Aim. Find the lines below that contain the string "could". Copy each one.

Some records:
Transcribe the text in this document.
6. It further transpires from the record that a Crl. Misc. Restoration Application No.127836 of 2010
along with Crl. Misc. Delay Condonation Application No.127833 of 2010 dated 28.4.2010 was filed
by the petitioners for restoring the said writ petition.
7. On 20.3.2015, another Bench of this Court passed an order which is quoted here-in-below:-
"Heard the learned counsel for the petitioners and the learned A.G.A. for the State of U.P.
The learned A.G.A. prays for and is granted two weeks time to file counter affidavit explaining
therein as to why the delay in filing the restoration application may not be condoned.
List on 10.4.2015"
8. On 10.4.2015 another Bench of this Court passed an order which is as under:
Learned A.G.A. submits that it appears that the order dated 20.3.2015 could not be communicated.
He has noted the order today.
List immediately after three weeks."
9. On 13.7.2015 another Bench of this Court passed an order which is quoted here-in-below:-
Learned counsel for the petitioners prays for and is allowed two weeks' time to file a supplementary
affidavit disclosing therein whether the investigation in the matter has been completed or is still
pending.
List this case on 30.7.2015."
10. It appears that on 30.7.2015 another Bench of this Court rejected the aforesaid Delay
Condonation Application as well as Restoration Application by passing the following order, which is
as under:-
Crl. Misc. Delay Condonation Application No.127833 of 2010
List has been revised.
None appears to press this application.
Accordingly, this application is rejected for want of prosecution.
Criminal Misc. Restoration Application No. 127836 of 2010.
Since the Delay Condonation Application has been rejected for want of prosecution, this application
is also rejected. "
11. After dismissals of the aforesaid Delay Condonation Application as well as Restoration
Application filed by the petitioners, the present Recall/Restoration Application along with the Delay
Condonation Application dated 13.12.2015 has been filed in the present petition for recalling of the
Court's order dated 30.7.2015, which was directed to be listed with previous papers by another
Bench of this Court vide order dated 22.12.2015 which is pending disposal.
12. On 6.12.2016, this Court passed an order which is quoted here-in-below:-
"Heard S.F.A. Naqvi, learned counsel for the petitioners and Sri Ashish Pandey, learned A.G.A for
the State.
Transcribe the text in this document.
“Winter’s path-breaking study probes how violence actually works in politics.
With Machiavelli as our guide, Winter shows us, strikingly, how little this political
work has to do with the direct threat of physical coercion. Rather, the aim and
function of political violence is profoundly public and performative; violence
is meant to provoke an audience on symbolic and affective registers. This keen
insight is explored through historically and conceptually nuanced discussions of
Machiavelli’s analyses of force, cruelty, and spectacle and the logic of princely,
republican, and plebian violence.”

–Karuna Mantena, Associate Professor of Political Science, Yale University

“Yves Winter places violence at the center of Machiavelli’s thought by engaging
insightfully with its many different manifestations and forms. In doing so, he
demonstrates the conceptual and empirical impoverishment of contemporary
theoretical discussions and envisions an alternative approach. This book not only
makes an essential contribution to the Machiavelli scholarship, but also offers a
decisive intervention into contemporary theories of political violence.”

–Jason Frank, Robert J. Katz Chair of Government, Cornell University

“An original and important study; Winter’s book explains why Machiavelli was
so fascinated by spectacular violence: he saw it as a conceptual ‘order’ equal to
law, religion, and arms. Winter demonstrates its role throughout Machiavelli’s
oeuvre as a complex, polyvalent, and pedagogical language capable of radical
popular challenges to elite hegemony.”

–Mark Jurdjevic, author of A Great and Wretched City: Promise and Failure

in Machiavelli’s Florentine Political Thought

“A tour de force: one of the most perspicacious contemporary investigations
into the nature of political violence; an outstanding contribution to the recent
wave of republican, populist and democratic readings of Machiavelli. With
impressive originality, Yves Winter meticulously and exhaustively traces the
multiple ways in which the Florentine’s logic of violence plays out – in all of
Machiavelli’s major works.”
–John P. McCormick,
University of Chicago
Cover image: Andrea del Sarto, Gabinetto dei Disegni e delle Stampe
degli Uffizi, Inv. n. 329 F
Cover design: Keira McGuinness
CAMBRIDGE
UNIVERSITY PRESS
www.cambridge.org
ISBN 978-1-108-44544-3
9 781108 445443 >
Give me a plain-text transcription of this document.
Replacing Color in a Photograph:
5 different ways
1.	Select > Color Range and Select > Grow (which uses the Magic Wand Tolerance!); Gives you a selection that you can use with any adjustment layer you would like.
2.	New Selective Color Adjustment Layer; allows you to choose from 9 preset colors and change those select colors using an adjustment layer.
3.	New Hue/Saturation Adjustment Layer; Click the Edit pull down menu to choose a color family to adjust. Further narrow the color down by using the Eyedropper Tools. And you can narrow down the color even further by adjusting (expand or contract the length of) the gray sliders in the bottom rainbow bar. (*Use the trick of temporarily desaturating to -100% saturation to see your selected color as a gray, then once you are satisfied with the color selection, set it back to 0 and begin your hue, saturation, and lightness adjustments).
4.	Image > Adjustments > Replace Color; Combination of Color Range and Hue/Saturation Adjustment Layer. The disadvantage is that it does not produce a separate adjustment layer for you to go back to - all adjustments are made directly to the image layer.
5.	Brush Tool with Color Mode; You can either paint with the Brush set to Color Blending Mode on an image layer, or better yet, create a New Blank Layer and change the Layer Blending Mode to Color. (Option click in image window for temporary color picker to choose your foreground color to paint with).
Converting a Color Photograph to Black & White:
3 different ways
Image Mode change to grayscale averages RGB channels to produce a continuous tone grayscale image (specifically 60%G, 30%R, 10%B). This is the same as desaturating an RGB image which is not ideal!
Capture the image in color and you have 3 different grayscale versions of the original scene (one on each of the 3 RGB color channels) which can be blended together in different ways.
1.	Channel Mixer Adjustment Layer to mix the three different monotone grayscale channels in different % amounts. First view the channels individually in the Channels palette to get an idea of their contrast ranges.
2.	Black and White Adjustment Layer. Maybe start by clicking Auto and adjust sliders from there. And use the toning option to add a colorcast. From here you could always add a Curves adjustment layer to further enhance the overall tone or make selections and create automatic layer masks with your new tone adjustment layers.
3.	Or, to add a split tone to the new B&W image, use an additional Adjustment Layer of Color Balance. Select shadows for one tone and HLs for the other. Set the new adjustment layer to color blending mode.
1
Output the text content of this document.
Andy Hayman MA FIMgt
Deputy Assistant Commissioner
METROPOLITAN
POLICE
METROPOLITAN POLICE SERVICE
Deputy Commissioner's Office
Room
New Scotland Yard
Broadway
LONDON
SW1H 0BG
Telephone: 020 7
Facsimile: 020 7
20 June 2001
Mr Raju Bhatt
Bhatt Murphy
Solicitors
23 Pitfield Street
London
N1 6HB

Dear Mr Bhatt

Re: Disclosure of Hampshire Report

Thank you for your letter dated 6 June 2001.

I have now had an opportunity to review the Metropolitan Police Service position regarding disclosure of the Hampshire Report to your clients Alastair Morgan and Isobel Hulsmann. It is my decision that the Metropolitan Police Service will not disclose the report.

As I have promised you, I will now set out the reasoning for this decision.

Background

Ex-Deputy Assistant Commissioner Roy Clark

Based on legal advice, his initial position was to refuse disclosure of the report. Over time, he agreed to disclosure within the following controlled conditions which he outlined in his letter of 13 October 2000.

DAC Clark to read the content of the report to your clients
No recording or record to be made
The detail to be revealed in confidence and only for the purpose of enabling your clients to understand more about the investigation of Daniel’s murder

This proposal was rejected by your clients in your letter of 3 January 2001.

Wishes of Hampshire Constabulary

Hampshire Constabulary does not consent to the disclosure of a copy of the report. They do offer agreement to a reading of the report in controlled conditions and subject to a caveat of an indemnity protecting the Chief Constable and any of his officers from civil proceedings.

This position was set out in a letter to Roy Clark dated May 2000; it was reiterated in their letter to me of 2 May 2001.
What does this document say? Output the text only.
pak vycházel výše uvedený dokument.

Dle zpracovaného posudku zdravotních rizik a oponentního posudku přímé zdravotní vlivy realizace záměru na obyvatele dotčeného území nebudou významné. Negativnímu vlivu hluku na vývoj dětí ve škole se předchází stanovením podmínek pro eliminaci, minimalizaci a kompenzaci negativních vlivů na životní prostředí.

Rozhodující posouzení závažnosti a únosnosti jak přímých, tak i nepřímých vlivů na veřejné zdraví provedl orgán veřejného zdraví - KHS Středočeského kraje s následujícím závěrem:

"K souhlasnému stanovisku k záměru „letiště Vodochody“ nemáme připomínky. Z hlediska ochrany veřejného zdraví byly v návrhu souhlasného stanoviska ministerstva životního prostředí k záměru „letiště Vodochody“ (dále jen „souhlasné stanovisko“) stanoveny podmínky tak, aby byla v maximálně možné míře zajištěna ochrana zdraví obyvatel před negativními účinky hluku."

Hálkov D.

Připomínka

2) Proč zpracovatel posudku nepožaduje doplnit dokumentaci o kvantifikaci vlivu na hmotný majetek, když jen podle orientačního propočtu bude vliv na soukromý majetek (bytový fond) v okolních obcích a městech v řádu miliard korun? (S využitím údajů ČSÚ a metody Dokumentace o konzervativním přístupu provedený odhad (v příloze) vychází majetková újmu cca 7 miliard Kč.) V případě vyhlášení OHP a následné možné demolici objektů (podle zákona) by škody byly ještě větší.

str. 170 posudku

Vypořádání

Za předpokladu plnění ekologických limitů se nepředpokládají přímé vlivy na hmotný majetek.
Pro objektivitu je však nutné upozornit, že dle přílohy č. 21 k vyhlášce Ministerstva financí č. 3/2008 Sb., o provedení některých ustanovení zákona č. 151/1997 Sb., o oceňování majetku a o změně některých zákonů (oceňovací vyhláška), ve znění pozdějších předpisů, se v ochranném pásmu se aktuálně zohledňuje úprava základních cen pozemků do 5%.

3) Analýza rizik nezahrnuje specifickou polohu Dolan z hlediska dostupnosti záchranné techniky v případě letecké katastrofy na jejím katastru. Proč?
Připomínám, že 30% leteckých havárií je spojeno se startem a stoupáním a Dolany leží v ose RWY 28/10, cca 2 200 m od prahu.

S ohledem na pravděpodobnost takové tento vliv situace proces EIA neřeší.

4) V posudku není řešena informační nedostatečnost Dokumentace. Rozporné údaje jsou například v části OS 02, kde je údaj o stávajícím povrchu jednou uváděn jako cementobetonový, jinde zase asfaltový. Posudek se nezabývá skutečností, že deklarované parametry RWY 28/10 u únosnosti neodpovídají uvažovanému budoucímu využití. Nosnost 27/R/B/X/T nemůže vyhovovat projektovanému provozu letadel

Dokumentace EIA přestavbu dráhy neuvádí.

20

Answer.
Learned A.G.A. submits that it appears that the order dated 20.3.2015 could not be communicated.
2.	Black and White Adjustment Layer. Maybe start by clicking Auto and adjust sliders from there. And use the toning option to add a colorcast. From here you could always add a Curves adjustment layer to further enhance the overall tone or make selections and create automatic layer masks with your new tone adjustment layers.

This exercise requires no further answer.